■ Region and label listings ■
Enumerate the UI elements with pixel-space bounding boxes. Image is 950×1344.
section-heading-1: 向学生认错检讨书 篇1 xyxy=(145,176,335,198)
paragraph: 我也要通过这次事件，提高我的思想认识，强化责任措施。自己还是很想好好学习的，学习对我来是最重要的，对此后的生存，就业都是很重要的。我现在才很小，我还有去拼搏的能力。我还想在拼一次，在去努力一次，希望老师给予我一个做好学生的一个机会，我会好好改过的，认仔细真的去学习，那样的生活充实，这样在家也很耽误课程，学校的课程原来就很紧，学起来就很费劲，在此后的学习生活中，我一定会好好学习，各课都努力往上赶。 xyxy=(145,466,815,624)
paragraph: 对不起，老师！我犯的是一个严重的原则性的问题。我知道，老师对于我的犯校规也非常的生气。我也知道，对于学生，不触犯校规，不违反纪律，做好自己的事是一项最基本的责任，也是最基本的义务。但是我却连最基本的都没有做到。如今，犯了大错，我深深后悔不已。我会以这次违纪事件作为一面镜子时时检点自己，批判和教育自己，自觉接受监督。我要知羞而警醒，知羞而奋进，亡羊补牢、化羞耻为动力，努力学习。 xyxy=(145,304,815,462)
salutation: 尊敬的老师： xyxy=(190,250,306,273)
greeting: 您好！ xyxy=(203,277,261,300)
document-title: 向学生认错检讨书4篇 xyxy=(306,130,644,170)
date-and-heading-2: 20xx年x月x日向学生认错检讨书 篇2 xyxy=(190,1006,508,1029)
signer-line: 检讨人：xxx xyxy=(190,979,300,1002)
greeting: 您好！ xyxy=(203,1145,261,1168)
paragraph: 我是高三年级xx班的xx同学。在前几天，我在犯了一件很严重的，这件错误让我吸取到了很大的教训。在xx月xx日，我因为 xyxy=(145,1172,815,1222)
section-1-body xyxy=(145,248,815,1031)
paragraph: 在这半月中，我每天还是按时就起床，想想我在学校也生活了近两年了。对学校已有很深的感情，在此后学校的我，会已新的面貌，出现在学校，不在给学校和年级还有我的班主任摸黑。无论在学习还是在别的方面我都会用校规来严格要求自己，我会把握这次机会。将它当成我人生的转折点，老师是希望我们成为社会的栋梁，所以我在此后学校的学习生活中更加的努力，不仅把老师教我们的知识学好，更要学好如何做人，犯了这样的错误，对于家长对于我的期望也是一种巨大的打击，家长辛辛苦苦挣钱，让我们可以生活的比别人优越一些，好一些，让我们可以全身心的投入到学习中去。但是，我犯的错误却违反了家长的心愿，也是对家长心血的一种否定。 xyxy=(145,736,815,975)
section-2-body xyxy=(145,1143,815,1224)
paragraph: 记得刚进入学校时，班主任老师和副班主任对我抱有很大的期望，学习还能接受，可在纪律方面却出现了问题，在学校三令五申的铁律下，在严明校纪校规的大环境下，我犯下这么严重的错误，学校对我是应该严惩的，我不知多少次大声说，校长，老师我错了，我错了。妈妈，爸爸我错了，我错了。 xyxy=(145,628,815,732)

■ Task description ■
Return all lines of the data above, keeping each character the same.

■ Response ■
Enumerate the UI elements with pixel-space bounding boxes. Image is 950×1344.
section-heading-1: 向学生认错检讨书 篇1 xyxy=(145,176,335,198)
paragraph: 我也要通过这次事件，提高我的思想认识，强化责任措施。自己还是很想好好学习的，学习对我来是最重要的，对此后的生存，就业都是很重要的。我现在才很小，我还有去拼搏的能力。我还想在拼一次，在去努力一次，希望老师给予我一个做好学生的一个机会，我会好好改过的，认仔细真的去学习，那样的生活充实，这样在家也很耽误课程，学校的课程原来就很紧，学起来就很费劲，在此后的学习生活中，我一定会好好学习，各课都努力往上赶。 xyxy=(145,466,815,624)
paragraph: 对不起，老师！我犯的是一个严重的原则性的问题。我知道，老师对于我的犯校规也非常的生气。我也知道，对于学生，不触犯校规，不违反纪律，做好自己的事是一项最基本的责任，也是最基本的义务。但是我却连最基本的都没有做到。如今，犯了大错，我深深后悔不已。我会以这次违纪事件作为一面镜子时时检点自己，批判和教育自己，自觉接受监督。我要知羞而警醒，知羞而奋进，亡羊补牢、化羞耻为动力，努力学习。 xyxy=(145,304,815,462)
salutation: 尊敬的老师： xyxy=(190,250,306,273)
greeting: 您好！ xyxy=(203,277,261,300)
document-title: 向学生认错检讨书4篇 xyxy=(306,130,644,170)
date-and-heading-2: 20xx年x月x日向学生认错检讨书 篇2 xyxy=(190,1006,508,1029)
signer-line: 检讨人：xxx xyxy=(190,979,300,1002)
greeting: 您好！ xyxy=(203,1145,261,1168)
paragraph: 我是高三年级xx班的xx同学。在前几天，我在犯了一件很严重的，这件错误让我吸取到了很大的教训。在xx月xx日，我因为 xyxy=(145,1172,815,1222)
section-1-body xyxy=(145,248,815,1031)
paragraph: 在这半月中，我每天还是按时就起床，想想我在学校也生活了近两年了。对学校已有很深的感情，在此后学校的我，会已新的面貌，出现在学校，不在给学校和年级还有我的班主任摸黑。无论在学习还是在别的方面我都会用校规来严格要求自己，我会把握这次机会。将它当成我人生的转折点，老师是希望我们成为社会的栋梁，所以我在此后学校的学习生活中更加的努力，不仅把老师教我们的知识学好，更要学好如何做人，犯了这样的错误，对于家长对于我的期望也是一种巨大的打击，家长辛辛苦苦挣钱，让我们可以生活的比别人优越一些，好一些，让我们可以全身心的投入到学习中去。但是，我犯的错误却违反了家长的心愿，也是对家长心血的一种否定。 xyxy=(145,736,815,975)
section-2-body xyxy=(145,1143,815,1224)
paragraph: 记得刚进入学校时，班主任老师和副班主任对我抱有很大的期望，学习还能接受，可在纪律方面却出现了问题，在学校三令五申的铁律下，在严明校纪校规的大环境下，我犯下这么严重的错误，学校对我是应该严惩的，我不知多少次大声说，校长，老师我错了，我错了。妈妈，爸爸我错了，我错了。 xyxy=(145,628,815,732)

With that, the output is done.